Texte fourni |
►

Kaïs Saïed, élu en 2019, est-il un président à mettre du côté des bons ou des méchants? Est-il bénéfique ou néfaste pour la Tunisie? Un dictateur ou un démocrate? Un bandit ou un honnête homme, un nationaliste arabe ou un ami des Iraniens? On ne sait plus s’il est progressiste ou réactionnaire, démagogue ou sincère. Une certitude, le Tunisien de la rue est plus inquiet sur ses fins de mois que sur l’état des libertés dans son pays.
Le sixième et dernier volet du carnet de route de Jean Hugues Lime qui veut rester optimiste sur l’avenir de la Tunisie, un positionnement qui n’est guère fréquent par les temps qui courent.
D’un président à l’autre, les Tunisiens ont entendu à peu près tous les discours, toutes les promesses. ils ont perdu confiance et aspirent surtout à un retour au calme, à la reprise des affaires, au retour des touristes.
J’ai tout entendu sur le compte du Président tunisien.On entend: » notre président affiche une volonté farouche de lutte contre la corruption dans l’administration ».Certains disent: “C’est notre meilleur président depuis la Révolution !” Il nous protège. Il est honnête. Il est probe. Il prend soin du peuple tunisien. Il s’occupe des petites gens. Il est attentif à leur malheur. Surtout il n’est pas corrompu comme les autres. Comme peut-être une certaine bourgeoisie privilégiée qui s’est parfois compromise avec les dictateurs précédents ». On entend également: « Certains opposants aujourd’hui sont en fuite, en exil à Paris, jaloux, frustrés, furieux de ne plus pouvoir continuer à en profiter comme au bon vieux temps, occuper des bonnes places bien payées, se refiler entre eux les postes importants, les titres, le prestige et la belle vie’.

◄

Matériel fourni |

►

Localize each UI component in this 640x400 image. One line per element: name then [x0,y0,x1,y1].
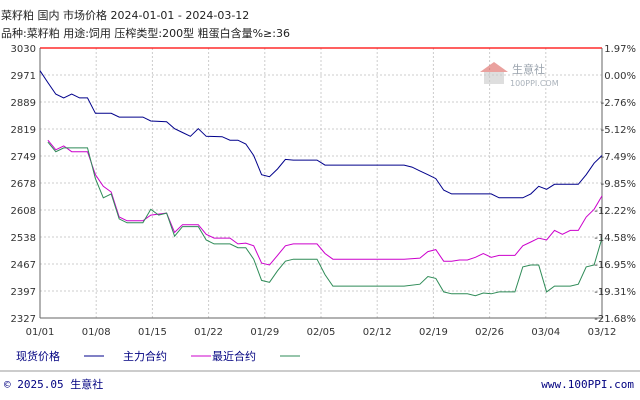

◄

Consigne A | Reproduisez fidèlement le passage du texte fourni qui va de « D’un président à » jusqu'à « retour des touristes. ».
Consigne B | Selon le texte fourni, en quelle année Kaïs Saïed a-t-il été élu ?
Le matériel fourni forme un ensemble à part, distinct du texte.

Réponse attendue A |
D’un président à l’autre, les Tunisiens ont entendu à peu près tous les discours, toutes les promesses. ils ont perdu confiance et aspirent surtout à un retour au calme, à la reprise des affaires, au retour des touristes.

Réponse attendue B | En 2019.